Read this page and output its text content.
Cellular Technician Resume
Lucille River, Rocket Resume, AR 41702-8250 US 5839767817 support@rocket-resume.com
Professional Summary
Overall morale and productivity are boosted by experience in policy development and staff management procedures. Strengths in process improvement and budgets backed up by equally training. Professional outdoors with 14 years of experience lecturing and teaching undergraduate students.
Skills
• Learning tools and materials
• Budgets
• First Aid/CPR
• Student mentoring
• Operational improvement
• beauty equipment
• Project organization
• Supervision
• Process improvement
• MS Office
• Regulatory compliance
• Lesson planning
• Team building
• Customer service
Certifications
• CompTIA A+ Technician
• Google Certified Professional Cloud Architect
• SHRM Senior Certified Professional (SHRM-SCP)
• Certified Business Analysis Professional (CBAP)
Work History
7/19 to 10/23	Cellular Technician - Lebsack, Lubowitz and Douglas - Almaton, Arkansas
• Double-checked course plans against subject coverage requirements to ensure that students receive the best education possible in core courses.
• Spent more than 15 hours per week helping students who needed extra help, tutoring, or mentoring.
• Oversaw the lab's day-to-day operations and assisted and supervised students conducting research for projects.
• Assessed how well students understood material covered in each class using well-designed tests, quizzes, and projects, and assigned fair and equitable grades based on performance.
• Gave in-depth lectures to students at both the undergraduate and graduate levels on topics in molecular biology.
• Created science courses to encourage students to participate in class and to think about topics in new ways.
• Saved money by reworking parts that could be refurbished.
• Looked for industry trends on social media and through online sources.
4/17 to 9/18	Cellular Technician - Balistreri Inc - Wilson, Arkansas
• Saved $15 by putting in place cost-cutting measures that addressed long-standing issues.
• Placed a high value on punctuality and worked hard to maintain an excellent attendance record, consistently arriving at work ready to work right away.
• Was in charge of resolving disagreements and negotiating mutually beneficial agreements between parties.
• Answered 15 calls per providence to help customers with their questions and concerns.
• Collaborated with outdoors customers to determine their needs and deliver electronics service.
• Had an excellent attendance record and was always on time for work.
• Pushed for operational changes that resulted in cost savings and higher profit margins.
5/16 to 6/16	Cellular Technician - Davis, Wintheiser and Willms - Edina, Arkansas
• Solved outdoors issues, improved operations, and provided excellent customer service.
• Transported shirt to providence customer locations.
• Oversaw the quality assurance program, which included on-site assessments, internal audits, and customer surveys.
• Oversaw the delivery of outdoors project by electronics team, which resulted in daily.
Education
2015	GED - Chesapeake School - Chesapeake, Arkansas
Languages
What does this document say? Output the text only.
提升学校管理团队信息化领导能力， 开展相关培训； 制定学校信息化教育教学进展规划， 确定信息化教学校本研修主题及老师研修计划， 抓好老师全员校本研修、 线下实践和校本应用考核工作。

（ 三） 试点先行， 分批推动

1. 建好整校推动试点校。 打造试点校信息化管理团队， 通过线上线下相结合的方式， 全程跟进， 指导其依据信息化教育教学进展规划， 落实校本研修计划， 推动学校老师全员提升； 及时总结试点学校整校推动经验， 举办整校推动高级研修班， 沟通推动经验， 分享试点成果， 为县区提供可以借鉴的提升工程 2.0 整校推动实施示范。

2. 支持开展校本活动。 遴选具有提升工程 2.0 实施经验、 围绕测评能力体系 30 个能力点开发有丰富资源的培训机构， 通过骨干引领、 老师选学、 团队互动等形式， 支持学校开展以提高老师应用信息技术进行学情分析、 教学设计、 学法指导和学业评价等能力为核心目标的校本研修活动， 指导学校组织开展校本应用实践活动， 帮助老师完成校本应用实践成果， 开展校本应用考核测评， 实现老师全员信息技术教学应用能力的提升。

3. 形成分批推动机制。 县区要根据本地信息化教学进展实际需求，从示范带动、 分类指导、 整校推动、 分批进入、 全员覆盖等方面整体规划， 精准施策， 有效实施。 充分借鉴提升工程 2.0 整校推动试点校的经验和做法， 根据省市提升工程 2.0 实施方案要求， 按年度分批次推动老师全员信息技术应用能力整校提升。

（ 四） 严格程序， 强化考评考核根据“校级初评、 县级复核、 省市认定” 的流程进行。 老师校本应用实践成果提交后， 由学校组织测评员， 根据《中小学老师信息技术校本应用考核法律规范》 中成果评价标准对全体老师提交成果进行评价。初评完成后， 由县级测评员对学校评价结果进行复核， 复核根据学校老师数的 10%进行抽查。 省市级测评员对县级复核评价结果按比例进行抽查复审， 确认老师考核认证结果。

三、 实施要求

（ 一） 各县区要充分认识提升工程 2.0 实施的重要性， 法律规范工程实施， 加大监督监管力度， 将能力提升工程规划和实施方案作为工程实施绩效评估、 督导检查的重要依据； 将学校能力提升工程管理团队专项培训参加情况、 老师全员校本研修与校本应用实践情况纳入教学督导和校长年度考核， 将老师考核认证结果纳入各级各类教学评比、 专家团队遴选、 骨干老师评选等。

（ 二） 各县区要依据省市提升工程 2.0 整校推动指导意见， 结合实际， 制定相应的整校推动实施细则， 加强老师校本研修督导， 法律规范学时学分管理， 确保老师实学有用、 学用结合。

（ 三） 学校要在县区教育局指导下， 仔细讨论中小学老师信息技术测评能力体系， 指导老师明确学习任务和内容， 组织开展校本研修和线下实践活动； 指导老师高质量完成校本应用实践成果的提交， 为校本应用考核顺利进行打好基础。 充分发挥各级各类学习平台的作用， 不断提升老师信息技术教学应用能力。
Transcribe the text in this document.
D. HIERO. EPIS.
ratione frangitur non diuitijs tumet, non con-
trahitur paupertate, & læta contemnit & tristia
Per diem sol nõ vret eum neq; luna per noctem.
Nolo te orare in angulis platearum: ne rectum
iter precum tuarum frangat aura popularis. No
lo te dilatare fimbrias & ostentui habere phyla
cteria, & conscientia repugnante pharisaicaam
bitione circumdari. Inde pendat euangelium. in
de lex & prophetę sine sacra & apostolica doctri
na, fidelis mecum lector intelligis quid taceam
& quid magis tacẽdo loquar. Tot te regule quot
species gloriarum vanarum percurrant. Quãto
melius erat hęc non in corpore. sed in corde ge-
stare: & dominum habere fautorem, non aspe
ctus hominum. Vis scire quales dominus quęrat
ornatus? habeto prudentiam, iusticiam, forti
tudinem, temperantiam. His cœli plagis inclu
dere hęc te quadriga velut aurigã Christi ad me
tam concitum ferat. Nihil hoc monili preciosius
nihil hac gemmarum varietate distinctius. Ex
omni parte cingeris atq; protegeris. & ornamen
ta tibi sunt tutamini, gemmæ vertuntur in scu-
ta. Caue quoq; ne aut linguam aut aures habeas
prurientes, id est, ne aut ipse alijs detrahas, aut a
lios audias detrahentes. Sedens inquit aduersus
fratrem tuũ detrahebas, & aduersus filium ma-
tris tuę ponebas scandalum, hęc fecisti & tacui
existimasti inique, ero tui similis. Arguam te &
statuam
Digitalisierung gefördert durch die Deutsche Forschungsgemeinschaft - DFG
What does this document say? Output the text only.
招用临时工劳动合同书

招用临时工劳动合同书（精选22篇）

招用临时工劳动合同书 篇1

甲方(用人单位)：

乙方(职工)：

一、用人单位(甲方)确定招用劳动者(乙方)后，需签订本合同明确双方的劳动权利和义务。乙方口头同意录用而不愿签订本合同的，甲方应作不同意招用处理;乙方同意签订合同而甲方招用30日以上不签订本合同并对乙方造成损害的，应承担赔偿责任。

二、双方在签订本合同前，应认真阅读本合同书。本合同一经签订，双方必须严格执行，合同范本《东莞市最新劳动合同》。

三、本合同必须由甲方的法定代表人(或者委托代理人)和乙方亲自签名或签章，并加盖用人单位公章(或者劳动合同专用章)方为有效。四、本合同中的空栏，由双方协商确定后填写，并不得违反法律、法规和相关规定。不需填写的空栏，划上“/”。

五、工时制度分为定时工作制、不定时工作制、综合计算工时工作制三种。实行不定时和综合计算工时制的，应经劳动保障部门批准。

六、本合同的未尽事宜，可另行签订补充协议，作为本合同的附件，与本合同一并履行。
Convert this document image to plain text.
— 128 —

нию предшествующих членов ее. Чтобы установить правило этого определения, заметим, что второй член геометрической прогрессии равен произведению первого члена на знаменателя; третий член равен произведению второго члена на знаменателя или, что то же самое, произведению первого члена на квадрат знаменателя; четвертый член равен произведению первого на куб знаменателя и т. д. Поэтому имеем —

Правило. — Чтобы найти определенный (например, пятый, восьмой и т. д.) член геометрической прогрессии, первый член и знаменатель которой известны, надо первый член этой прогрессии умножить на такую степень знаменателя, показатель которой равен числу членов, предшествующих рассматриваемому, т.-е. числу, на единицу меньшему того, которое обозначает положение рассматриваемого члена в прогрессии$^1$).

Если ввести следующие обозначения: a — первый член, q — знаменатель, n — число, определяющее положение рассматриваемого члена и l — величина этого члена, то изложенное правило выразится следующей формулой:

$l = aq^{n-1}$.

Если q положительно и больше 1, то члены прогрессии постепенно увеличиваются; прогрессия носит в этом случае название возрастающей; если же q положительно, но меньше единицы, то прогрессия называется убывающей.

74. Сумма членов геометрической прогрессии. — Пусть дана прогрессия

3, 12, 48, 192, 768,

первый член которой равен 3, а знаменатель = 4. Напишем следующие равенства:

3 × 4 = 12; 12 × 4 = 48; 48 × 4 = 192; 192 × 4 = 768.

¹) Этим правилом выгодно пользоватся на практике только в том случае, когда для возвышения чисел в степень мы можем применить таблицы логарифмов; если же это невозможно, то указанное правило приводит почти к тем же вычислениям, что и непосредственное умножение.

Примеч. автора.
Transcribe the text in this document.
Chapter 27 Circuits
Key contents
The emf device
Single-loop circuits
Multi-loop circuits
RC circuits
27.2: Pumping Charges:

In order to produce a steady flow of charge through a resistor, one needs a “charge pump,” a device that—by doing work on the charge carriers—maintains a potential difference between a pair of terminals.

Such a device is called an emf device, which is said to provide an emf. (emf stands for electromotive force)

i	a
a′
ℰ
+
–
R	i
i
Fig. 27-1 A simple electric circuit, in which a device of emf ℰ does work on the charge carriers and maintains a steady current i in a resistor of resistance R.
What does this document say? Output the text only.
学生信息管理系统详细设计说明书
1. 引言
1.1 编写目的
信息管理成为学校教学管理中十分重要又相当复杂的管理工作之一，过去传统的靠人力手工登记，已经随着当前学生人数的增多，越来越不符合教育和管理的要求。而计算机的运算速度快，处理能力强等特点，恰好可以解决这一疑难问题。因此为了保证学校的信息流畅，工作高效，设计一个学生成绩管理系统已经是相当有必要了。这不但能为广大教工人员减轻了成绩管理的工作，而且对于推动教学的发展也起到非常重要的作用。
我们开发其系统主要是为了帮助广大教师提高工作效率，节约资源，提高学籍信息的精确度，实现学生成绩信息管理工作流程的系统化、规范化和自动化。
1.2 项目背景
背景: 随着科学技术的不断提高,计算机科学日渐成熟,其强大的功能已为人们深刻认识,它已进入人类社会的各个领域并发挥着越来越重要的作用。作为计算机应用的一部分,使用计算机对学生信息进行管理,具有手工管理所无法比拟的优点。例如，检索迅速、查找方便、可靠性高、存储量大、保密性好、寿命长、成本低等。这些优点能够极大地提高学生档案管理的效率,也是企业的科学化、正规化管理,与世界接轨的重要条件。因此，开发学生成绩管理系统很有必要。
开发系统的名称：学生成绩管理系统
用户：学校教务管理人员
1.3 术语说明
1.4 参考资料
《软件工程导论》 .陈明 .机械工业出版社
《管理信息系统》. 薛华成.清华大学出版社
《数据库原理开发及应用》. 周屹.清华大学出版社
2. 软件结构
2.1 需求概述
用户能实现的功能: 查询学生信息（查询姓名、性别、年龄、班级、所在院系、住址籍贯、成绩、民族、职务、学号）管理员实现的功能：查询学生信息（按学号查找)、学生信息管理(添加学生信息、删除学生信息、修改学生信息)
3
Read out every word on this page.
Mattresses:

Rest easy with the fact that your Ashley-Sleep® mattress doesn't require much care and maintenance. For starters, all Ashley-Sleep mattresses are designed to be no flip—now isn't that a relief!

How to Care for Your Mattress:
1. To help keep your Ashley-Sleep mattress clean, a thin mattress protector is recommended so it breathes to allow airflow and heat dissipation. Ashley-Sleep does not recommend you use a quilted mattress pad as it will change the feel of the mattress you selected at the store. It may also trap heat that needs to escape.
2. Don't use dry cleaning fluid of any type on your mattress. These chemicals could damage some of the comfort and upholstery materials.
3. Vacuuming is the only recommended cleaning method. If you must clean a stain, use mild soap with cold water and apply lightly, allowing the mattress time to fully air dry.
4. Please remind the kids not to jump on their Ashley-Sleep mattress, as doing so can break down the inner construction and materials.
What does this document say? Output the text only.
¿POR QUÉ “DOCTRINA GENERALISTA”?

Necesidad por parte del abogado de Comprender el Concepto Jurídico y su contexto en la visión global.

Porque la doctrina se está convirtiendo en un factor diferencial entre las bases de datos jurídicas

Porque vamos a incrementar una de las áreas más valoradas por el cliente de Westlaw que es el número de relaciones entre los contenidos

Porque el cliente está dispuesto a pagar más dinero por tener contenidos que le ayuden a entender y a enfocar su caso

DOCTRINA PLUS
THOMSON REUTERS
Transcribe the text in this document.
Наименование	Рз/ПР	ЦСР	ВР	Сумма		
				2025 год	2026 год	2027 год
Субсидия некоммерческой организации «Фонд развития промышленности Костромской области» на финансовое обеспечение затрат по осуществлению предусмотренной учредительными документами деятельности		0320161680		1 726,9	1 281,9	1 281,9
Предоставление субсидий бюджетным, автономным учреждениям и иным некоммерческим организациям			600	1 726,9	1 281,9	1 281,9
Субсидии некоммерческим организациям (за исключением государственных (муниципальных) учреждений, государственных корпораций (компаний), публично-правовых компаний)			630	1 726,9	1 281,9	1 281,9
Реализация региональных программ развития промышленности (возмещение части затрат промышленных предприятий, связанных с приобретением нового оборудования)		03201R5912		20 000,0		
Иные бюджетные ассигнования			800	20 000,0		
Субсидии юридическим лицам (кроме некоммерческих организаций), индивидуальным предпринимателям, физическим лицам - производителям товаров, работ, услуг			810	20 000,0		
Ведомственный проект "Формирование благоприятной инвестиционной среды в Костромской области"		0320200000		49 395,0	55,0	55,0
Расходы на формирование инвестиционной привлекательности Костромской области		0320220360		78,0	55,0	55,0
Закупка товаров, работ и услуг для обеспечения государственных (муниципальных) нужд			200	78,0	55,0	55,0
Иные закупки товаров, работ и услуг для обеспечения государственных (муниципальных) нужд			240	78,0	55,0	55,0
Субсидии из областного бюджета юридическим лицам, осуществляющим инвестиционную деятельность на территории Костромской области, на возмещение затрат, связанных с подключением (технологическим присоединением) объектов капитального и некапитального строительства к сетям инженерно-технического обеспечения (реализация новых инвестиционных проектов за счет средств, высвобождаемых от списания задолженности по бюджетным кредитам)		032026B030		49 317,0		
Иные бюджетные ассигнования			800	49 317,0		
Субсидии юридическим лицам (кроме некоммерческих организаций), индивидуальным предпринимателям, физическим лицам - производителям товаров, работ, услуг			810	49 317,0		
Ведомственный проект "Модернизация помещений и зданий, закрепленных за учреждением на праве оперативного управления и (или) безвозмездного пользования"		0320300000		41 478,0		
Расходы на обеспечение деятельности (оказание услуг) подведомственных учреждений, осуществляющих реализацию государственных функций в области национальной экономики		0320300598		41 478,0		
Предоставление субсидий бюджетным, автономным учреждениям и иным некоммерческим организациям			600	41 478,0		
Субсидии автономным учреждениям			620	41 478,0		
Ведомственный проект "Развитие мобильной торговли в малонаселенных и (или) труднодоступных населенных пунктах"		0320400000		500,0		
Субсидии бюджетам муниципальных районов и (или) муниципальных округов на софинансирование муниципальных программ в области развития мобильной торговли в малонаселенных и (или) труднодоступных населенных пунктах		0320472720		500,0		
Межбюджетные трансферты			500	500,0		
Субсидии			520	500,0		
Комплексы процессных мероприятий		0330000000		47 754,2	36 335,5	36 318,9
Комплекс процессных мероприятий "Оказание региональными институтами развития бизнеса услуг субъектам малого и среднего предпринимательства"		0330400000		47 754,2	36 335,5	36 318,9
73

######

From the entries, report each line that includes the word "Сумма".

74. Сумма членов геометрической прогрессии. — Пусть дана прогрессия
Наименование	Рз/ПР	ЦСР	ВР	Сумма		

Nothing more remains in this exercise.